◆ **THE TASK**: For every line in the data below that contains "CLOSE", copy the line.

◆ **EXTRACTED MATERIAL**:
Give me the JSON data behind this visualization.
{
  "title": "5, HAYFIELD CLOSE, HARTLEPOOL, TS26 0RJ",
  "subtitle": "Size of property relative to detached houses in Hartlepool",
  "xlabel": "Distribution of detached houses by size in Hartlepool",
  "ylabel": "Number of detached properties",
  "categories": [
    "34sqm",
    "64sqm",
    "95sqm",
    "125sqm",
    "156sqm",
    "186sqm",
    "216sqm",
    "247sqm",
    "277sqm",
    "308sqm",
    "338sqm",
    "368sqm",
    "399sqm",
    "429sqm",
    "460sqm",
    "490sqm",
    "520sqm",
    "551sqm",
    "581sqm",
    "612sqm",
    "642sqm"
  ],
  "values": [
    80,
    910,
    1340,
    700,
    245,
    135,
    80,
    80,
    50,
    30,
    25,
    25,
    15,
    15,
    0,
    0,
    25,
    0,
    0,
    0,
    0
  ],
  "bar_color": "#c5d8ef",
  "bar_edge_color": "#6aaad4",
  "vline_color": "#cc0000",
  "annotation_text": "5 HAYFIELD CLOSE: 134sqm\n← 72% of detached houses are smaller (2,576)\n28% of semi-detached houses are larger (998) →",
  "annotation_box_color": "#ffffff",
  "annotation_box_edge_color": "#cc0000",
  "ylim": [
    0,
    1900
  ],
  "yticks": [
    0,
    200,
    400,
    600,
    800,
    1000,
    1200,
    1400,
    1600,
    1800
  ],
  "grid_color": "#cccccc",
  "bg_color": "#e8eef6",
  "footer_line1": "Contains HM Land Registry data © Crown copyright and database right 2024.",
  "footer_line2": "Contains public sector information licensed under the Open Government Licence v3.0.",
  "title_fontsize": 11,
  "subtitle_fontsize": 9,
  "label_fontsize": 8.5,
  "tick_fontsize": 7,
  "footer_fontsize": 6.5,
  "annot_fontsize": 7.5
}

◆ **WRITTEN ANSWER**:
  "title": "5, HAYFIELD CLOSE, HARTLEPOOL, TS26 0RJ",
  "annotation_text": "5 HAYFIELD CLOSE: 134sqm\n← 72% of detached houses are smaller (2,576)\n28% of semi-detached houses are larger (998) →",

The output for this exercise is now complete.